**Given request:** Output all the entries word for word. Omit the pictures.

**Excerpted data:**
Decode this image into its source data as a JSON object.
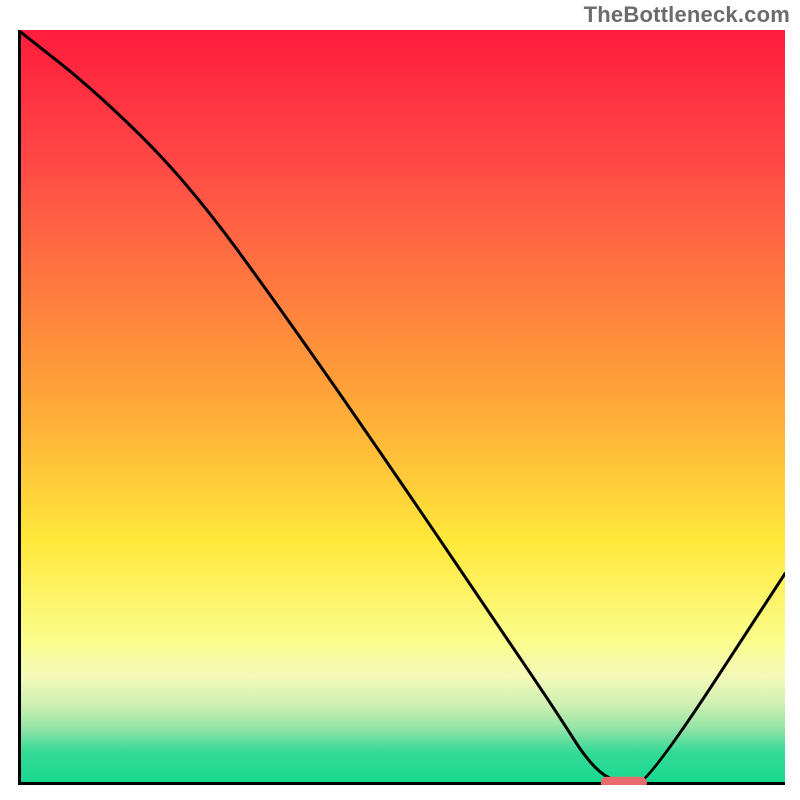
{
  "watermark": "TheBottleneck.com",
  "colors": {
    "curve_stroke": "#000000",
    "axis_stroke": "#000000",
    "marker": "#e86a6e"
  },
  "chart_data": {
    "type": "line",
    "title": "",
    "xlabel": "",
    "ylabel": "",
    "xlim": [
      0,
      100
    ],
    "ylim": [
      0,
      100
    ],
    "grid": false,
    "legend": false,
    "x": [
      0,
      10,
      22,
      35,
      50,
      62,
      70,
      75,
      79,
      82,
      100
    ],
    "values": [
      100,
      92,
      80,
      62,
      40,
      22,
      10,
      2,
      0,
      0,
      28
    ],
    "marker": {
      "x_range": [
        76,
        82
      ],
      "y": 0.3
    },
    "background_gradient": "red-to-green vertical"
  }
}
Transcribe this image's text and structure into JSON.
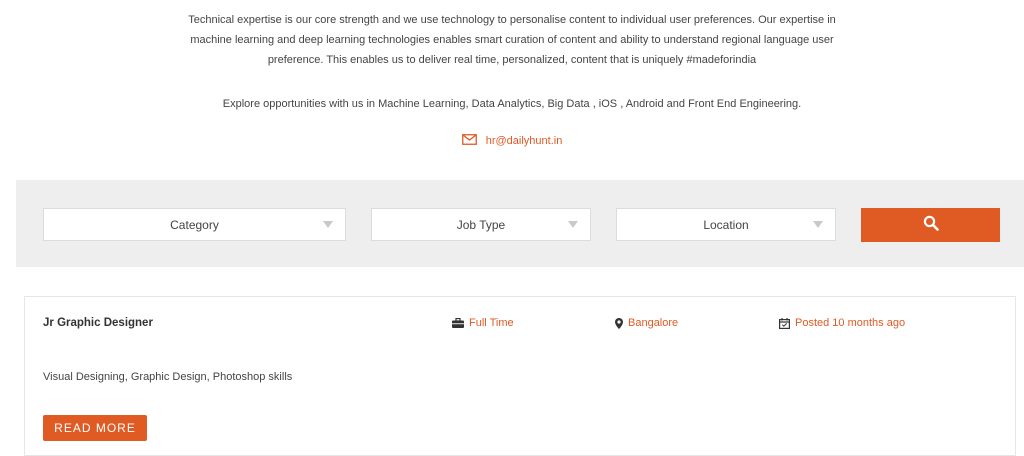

**Task response:**
Decode this image into its source data as a JSON object.
{
  "watermark": "TheBottleneck.com",
  "colors": {
    "curve_stroke": "#000000",
    "axis_stroke": "#000000",
    "marker": "#e86a6e"
  },
  "chart_data": {
    "type": "line",
    "title": "",
    "xlabel": "",
    "ylabel": "",
    "xlim": [
      0,
      100
    ],
    "ylim": [
      0,
      100
    ],
    "grid": false,
    "legend": false,
    "x": [
      0,
      10,
      22,
      35,
      50,
      62,
      70,
      75,
      79,
      82,
      100
    ],
    "values": [
      100,
      92,
      80,
      62,
      40,
      22,
      10,
      2,
      0,
      0,
      28
    ],
    "marker": {
      "x_range": [
        76,
        82
      ],
      "y": 0.3
    },
    "background_gradient": "red-to-green vertical"
  }
}
Transcribe this image's text and structure into JSON.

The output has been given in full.